- [Exercise brief]: Copy out each line of the data that holds the word "purchase".

- [Dataset content]:
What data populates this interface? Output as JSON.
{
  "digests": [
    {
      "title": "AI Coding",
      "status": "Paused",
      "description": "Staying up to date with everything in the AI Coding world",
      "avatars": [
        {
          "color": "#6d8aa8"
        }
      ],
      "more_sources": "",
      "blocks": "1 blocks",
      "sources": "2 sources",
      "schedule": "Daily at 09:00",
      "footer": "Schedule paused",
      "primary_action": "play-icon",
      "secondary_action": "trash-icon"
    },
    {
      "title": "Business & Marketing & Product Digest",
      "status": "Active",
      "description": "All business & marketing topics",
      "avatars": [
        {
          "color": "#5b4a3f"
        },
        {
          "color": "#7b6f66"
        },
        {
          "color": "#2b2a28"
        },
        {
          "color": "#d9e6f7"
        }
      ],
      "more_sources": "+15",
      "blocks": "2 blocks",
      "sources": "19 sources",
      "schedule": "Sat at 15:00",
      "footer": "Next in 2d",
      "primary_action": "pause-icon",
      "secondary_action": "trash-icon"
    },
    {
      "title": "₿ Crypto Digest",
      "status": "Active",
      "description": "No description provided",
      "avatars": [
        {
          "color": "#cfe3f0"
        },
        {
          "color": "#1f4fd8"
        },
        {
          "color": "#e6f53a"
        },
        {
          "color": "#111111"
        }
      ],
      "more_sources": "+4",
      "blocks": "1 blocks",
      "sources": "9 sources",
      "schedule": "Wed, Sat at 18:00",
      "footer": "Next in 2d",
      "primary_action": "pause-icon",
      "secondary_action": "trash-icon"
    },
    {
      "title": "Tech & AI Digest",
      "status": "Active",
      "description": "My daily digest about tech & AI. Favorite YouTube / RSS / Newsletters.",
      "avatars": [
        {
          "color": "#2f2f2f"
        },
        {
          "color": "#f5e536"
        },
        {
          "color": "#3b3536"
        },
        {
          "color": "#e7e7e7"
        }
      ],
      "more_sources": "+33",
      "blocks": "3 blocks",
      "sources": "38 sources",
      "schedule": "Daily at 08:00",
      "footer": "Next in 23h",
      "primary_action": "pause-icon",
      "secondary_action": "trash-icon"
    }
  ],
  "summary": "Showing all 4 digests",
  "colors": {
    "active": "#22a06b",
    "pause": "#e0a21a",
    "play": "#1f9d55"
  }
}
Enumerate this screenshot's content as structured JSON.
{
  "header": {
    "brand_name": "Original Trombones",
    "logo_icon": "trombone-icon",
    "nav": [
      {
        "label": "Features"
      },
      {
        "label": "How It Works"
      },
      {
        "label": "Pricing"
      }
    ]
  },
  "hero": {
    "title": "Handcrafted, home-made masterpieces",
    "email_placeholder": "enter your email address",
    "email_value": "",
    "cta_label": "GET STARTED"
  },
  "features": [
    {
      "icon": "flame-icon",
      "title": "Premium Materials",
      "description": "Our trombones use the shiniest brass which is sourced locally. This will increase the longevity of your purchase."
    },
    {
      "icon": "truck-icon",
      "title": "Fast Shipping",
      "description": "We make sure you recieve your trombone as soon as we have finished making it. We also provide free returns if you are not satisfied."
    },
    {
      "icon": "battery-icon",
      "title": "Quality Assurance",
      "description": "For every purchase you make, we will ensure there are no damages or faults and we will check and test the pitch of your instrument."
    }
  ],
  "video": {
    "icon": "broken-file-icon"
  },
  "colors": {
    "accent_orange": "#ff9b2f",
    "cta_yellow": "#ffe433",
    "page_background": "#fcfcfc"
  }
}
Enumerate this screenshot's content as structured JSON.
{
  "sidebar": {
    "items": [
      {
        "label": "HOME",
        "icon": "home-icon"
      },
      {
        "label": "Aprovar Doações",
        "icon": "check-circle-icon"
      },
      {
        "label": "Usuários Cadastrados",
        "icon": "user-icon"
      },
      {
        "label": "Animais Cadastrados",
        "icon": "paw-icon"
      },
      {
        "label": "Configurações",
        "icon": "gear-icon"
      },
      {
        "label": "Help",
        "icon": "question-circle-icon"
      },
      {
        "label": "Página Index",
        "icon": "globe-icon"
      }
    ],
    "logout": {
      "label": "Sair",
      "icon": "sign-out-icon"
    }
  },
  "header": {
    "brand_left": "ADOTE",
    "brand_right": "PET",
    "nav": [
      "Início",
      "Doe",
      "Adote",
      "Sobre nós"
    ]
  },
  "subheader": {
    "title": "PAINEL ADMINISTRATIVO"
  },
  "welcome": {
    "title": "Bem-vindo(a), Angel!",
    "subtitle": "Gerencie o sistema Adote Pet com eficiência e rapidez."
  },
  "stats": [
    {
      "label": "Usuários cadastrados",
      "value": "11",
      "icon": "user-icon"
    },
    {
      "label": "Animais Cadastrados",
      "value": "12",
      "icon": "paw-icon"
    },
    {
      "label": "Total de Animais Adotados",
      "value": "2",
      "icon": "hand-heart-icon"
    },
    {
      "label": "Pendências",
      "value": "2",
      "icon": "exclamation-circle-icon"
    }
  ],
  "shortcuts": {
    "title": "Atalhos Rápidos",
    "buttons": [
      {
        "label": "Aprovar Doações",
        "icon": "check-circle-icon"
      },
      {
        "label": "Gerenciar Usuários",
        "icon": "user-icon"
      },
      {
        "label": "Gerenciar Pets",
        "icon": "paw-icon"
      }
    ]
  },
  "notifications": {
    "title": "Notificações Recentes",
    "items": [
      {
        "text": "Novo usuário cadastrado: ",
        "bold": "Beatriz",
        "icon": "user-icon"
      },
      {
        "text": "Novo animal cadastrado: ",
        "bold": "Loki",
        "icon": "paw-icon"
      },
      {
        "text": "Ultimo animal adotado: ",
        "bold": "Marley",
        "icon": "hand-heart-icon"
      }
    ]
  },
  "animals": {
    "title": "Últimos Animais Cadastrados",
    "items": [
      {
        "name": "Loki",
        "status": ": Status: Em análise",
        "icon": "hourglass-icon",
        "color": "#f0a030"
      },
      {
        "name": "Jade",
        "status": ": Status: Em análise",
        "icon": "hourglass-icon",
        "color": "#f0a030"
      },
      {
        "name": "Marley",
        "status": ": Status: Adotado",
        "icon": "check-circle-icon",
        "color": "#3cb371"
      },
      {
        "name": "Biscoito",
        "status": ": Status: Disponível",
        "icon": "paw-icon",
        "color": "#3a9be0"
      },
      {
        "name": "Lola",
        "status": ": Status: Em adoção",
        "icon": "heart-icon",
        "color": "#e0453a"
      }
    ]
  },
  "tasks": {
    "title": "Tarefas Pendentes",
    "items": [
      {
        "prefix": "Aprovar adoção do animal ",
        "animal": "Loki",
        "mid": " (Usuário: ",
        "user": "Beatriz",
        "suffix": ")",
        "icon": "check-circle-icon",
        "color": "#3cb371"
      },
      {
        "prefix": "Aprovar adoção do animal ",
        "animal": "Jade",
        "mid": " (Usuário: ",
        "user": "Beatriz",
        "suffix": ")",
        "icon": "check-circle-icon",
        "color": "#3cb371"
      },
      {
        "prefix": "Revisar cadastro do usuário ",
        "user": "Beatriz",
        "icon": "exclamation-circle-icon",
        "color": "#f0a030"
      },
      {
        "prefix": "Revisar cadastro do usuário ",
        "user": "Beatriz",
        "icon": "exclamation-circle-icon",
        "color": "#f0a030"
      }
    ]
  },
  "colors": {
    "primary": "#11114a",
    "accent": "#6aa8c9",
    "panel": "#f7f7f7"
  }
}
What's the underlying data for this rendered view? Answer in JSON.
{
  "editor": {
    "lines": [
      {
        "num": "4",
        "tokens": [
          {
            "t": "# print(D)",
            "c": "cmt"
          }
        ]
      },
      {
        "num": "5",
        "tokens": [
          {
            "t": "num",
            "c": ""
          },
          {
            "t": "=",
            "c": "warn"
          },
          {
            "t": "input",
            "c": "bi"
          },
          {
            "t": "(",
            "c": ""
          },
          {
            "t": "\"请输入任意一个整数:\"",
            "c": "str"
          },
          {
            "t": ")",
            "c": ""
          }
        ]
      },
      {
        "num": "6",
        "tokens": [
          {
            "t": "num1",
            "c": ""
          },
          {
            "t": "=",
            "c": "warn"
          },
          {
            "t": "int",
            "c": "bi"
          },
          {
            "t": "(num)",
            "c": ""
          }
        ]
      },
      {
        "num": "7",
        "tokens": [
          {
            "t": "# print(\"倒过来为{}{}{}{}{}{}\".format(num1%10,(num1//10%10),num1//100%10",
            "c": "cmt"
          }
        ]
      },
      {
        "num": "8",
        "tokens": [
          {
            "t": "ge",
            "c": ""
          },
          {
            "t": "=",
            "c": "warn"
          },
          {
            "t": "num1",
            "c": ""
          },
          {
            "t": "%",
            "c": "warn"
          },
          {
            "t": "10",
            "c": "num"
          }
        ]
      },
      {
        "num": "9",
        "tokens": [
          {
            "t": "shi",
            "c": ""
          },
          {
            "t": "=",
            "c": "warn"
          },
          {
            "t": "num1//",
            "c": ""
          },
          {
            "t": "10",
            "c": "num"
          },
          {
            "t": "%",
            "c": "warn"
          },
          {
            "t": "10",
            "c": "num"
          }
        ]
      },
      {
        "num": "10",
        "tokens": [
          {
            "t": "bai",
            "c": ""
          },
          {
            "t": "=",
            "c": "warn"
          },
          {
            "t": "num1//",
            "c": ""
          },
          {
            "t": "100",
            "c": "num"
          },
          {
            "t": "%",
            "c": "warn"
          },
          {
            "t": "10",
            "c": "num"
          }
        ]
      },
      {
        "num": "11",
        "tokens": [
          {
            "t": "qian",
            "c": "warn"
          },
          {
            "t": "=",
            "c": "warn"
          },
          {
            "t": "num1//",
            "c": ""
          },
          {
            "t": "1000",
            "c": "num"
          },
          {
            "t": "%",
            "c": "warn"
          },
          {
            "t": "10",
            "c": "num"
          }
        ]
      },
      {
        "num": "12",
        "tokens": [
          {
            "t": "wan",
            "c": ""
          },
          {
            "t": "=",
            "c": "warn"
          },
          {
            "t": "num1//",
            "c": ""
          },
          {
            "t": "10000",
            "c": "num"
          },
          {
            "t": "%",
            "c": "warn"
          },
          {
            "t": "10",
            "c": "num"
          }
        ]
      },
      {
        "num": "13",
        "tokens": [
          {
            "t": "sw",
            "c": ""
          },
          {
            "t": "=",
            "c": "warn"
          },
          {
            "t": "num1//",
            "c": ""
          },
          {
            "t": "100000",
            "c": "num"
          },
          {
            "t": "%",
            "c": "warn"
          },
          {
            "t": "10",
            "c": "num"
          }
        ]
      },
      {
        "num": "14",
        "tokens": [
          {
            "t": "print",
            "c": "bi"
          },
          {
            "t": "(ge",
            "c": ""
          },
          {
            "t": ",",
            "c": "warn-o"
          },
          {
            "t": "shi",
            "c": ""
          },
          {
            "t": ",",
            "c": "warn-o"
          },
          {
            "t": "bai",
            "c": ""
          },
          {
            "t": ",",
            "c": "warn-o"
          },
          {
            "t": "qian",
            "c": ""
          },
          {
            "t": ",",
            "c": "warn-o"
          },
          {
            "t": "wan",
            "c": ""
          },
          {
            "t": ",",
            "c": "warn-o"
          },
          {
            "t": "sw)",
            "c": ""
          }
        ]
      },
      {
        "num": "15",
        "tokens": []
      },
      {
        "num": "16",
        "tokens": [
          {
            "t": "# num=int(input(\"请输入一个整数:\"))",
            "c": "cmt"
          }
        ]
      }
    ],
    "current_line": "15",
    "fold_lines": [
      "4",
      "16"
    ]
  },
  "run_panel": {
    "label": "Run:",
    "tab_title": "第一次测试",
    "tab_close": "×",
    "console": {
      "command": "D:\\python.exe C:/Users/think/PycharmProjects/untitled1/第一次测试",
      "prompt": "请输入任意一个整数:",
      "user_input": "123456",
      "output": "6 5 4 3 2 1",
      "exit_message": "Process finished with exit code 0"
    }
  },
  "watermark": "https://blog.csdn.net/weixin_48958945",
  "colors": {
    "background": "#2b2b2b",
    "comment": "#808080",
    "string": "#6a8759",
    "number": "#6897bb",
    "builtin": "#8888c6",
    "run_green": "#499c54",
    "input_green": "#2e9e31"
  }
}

- [Response to the exercise]:
      "description": "Our trombones use the shiniest brass which is sourced locally. This will increase the longevity of your purchase."
      "description": "For every purchase you make, we will ensure there are no damages or faults and we will check and test the pitch of your instrument."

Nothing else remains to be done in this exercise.